● **Problem statement**: Look for the string "بوده" in the lines and copy each line that has it.

● **Information given**:
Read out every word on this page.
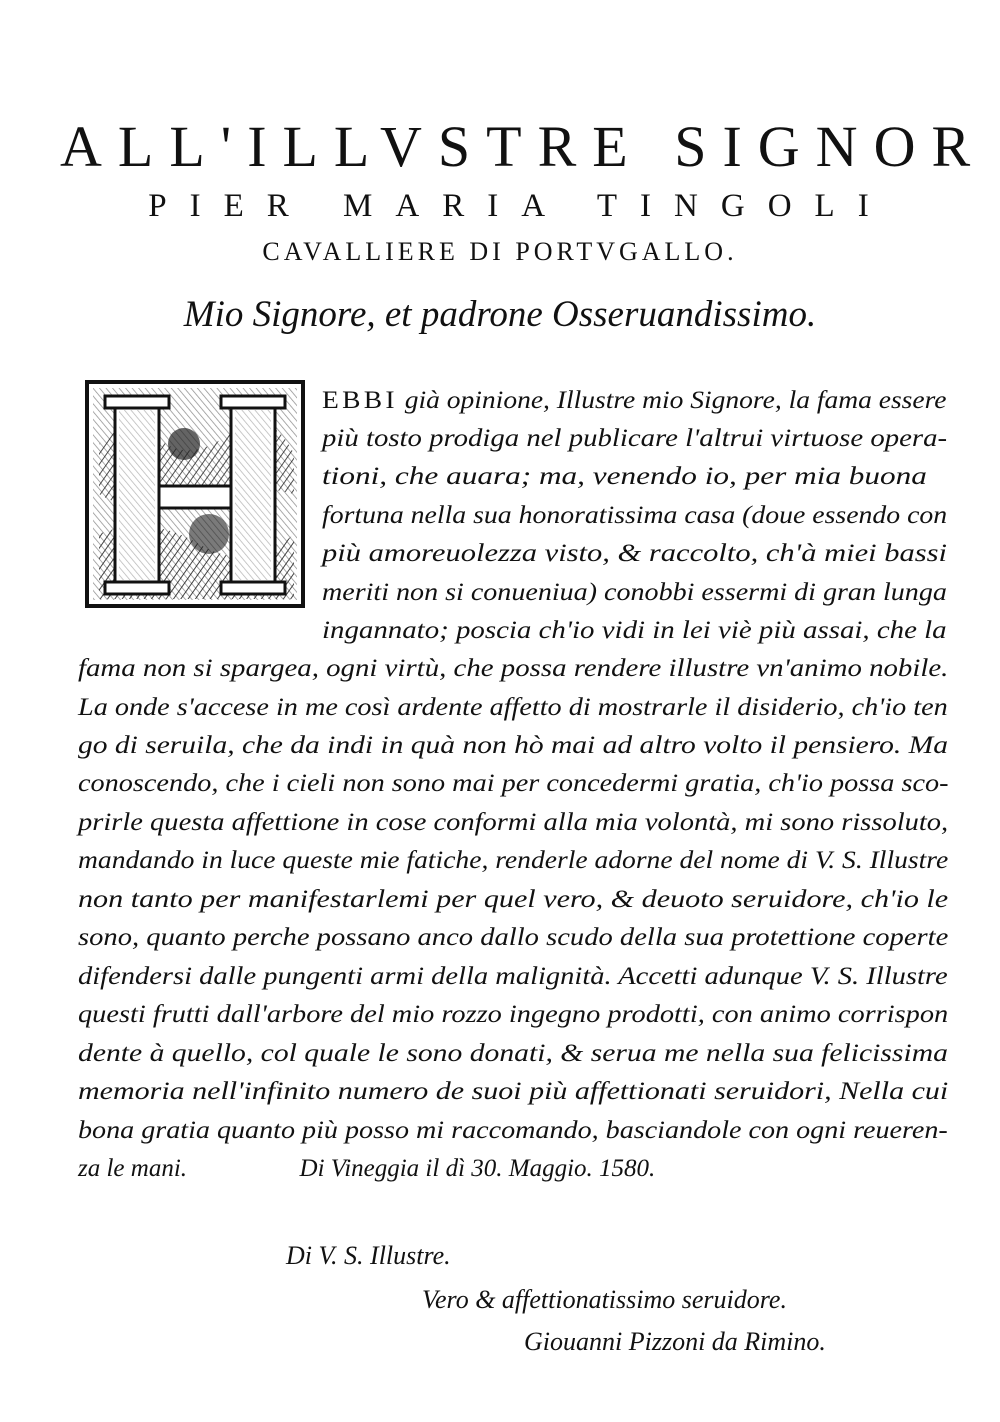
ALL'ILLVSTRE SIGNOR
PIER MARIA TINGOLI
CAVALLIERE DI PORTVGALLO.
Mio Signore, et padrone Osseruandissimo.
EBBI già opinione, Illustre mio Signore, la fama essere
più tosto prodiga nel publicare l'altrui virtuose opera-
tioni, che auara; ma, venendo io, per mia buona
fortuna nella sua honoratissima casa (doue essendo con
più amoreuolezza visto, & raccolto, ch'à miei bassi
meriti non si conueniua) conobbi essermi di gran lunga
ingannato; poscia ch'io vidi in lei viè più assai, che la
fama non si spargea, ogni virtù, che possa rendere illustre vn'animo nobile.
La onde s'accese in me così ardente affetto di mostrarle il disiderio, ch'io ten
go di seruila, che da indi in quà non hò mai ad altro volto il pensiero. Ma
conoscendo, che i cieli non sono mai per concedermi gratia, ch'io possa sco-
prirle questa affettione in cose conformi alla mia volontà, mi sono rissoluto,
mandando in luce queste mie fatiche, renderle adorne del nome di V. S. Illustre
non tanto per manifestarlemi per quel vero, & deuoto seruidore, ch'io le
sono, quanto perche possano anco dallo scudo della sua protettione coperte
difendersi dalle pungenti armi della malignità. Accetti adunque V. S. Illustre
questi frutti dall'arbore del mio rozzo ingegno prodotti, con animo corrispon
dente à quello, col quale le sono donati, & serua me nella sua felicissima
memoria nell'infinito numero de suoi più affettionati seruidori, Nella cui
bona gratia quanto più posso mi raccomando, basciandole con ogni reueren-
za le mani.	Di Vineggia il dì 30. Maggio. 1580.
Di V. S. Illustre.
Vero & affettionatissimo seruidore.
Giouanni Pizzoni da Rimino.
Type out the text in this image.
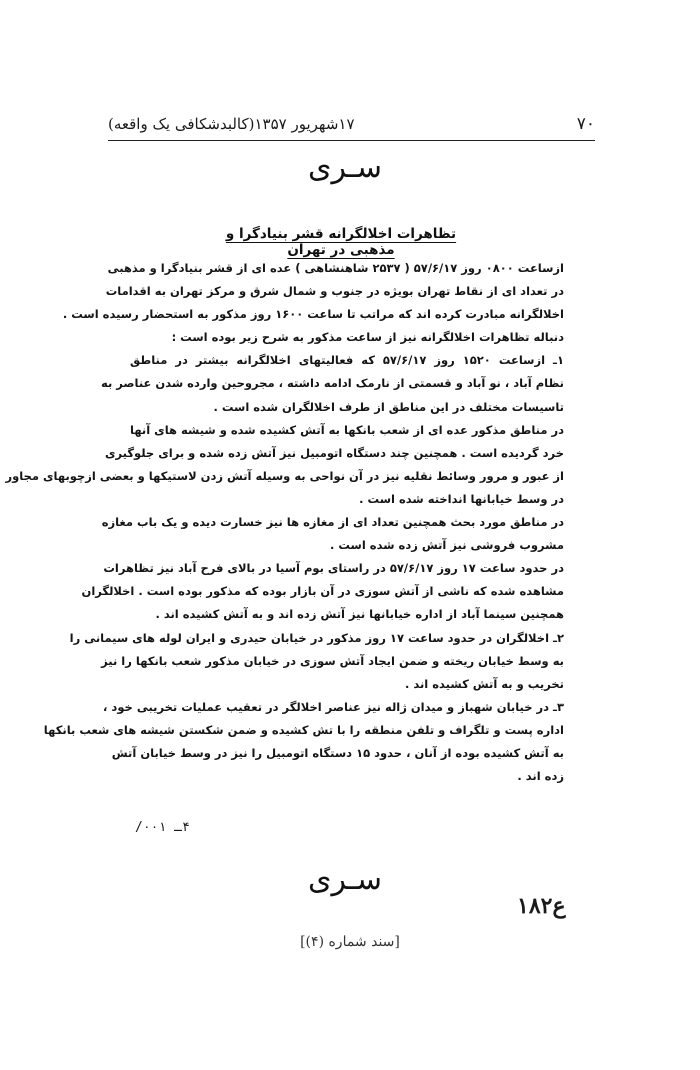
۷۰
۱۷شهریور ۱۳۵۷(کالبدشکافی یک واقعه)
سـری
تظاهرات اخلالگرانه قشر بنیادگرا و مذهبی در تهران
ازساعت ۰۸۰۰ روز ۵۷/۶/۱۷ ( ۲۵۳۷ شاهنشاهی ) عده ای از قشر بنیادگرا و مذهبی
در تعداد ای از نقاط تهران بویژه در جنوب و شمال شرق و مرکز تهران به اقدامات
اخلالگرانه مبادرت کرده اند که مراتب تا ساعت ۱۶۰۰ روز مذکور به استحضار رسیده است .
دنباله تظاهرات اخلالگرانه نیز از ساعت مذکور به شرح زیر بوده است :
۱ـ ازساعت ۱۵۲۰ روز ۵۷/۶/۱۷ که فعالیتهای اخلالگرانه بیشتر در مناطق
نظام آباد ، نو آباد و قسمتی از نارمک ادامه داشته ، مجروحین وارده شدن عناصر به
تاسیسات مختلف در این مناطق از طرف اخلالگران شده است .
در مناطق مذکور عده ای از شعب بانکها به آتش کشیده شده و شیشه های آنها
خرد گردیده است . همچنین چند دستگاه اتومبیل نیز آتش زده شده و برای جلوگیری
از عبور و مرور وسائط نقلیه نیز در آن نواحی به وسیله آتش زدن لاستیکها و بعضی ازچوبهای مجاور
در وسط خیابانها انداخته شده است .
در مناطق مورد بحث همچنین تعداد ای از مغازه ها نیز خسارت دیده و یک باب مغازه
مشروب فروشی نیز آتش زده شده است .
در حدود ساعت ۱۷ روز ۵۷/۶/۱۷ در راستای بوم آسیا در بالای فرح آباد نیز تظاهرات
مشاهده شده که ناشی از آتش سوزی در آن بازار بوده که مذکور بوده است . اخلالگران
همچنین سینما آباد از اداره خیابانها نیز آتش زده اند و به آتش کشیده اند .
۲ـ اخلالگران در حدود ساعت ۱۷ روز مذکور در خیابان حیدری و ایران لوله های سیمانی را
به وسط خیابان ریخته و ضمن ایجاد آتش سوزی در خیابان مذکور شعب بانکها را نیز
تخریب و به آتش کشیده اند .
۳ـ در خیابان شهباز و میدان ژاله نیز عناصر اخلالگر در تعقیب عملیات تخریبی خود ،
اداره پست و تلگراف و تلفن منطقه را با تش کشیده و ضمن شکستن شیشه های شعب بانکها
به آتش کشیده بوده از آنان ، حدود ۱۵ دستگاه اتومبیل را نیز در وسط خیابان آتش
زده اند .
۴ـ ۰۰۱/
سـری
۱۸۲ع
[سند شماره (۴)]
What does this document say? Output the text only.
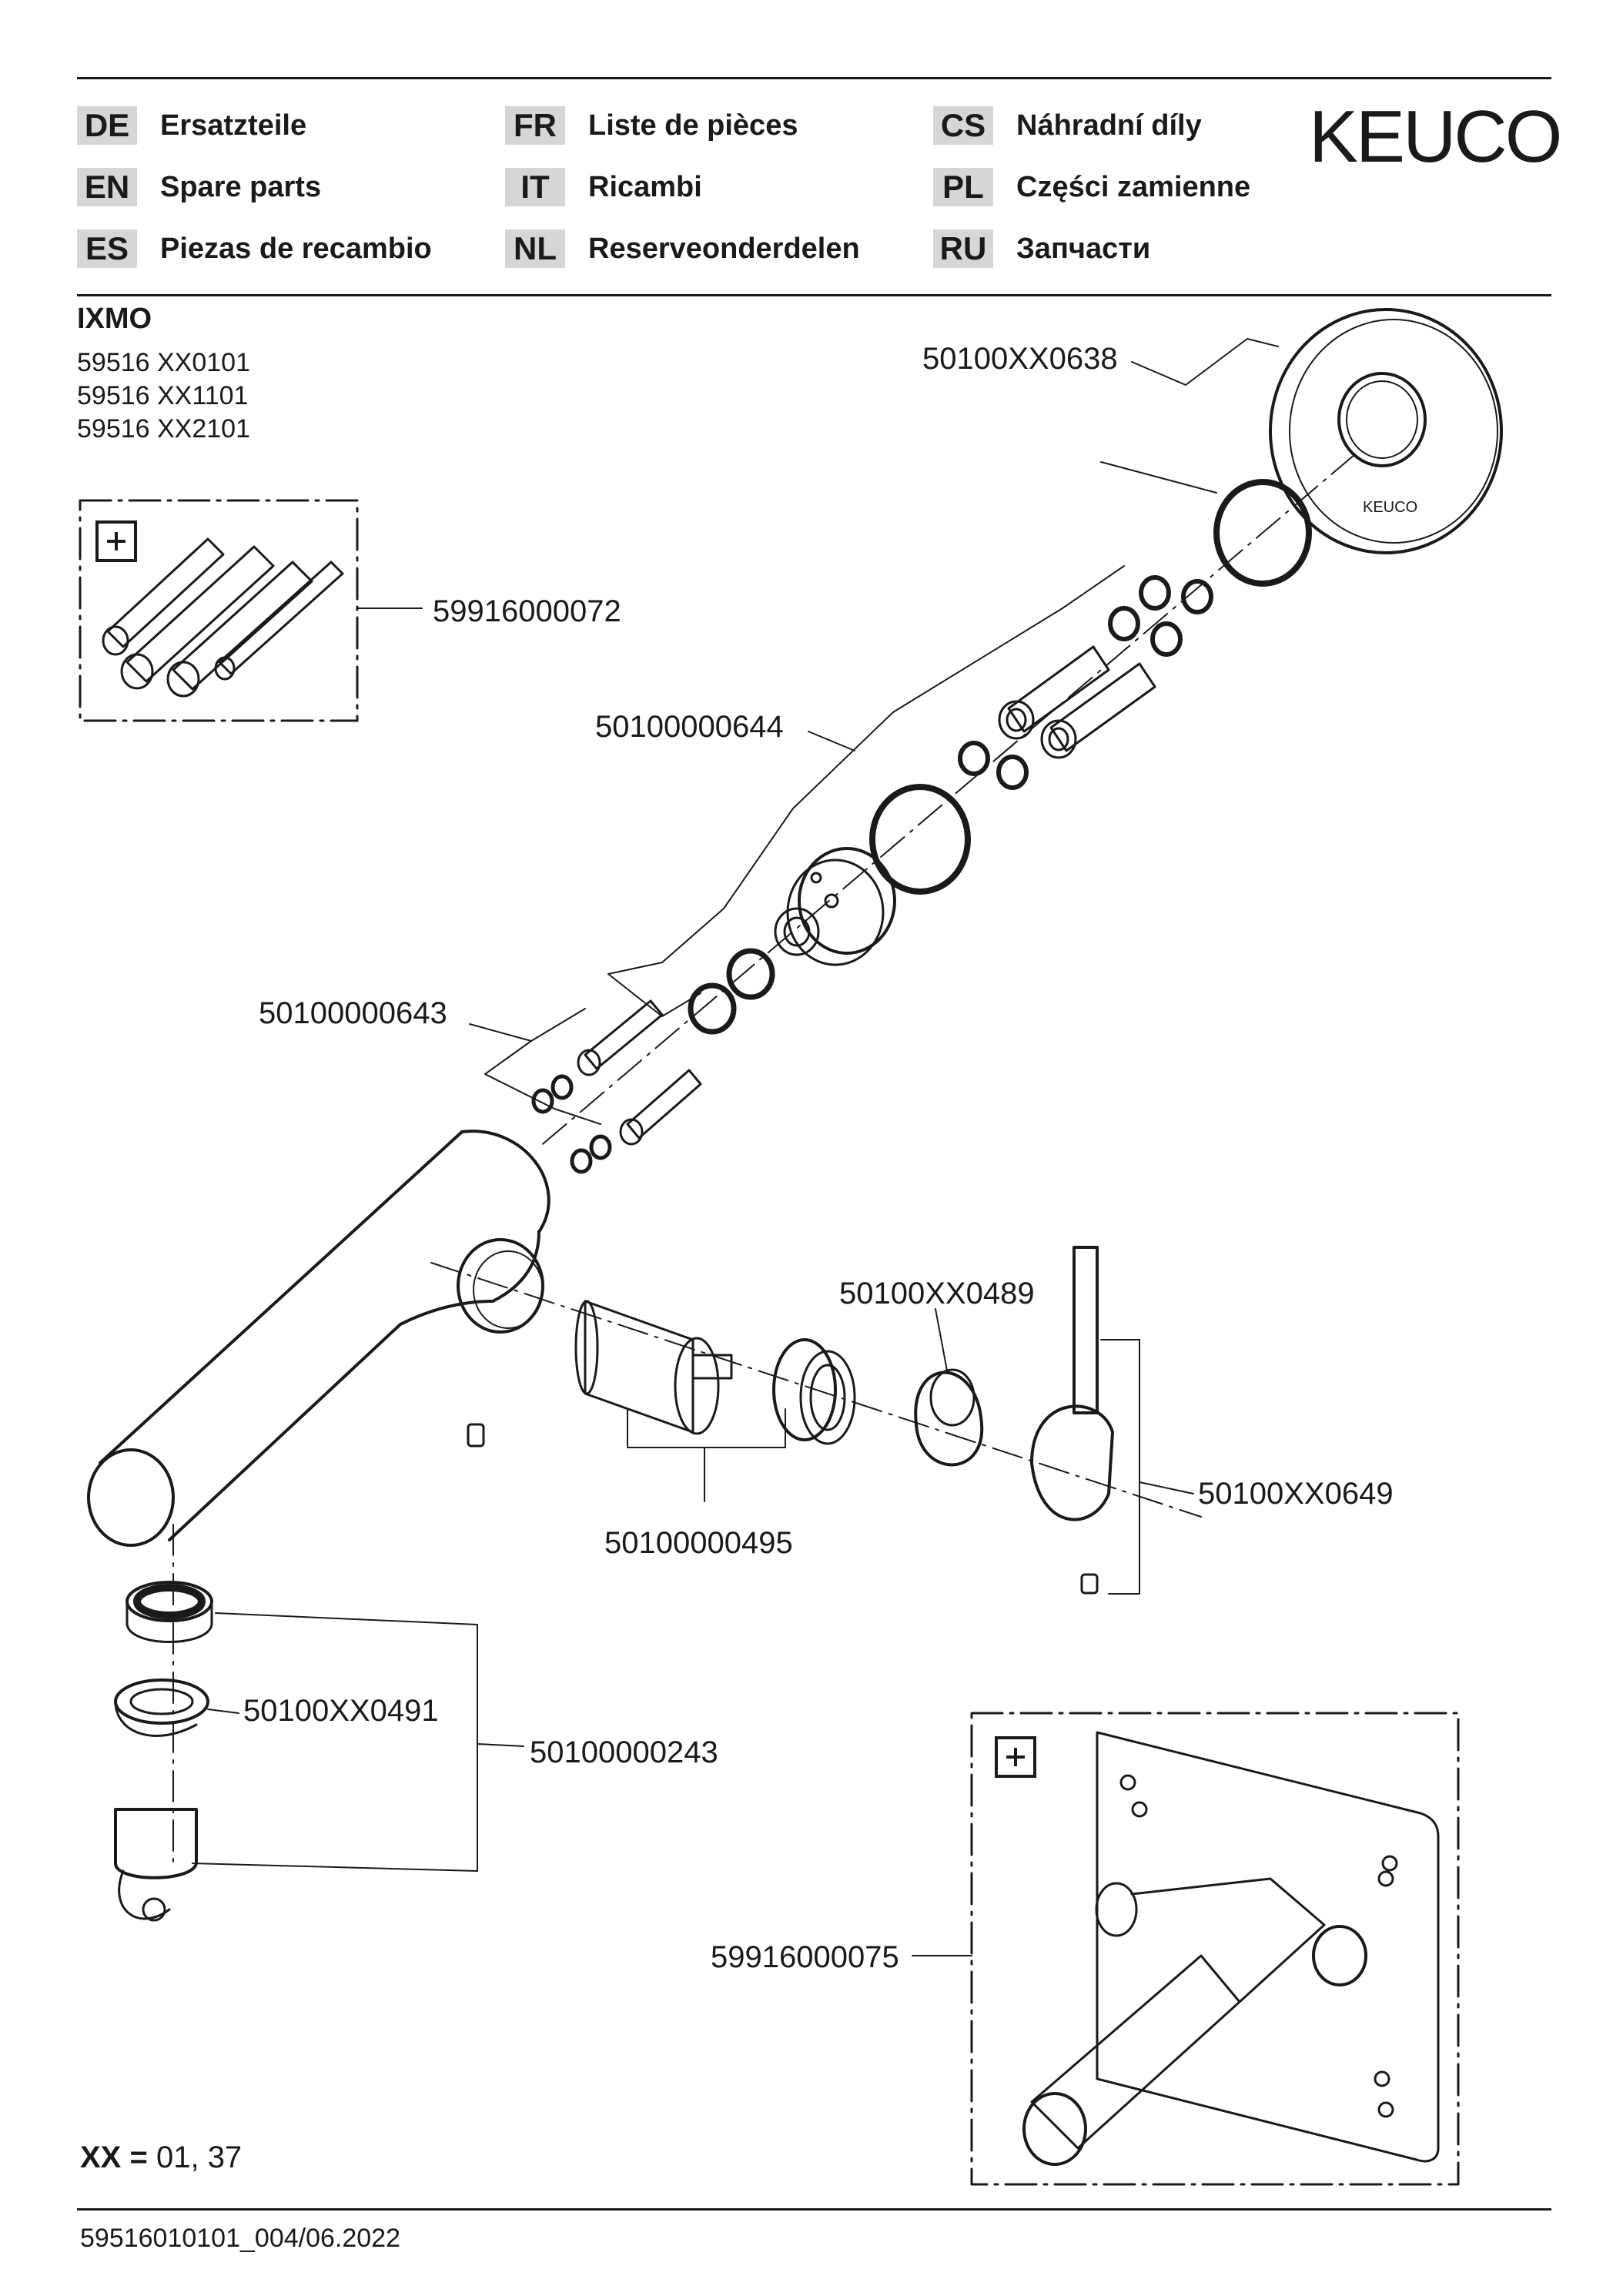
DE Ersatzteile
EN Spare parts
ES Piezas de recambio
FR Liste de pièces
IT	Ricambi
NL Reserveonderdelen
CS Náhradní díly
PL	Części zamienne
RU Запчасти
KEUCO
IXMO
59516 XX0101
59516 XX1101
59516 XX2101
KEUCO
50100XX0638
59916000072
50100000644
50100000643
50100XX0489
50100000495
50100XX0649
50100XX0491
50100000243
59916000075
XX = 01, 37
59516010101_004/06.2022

● **Solution**:
دنباله تظاهرات اخلالگرانه نیز از ساعت مذکور به شرح زیر بوده است :
مشاهده شده که ناشی از آتش سوزی در آن بازار بوده که مذکور بوده است . اخلالگران
به آتش کشیده بوده از آنان ، حدود ۱۵ دستگاه اتومبیل را نیز در وسط خیابان آتش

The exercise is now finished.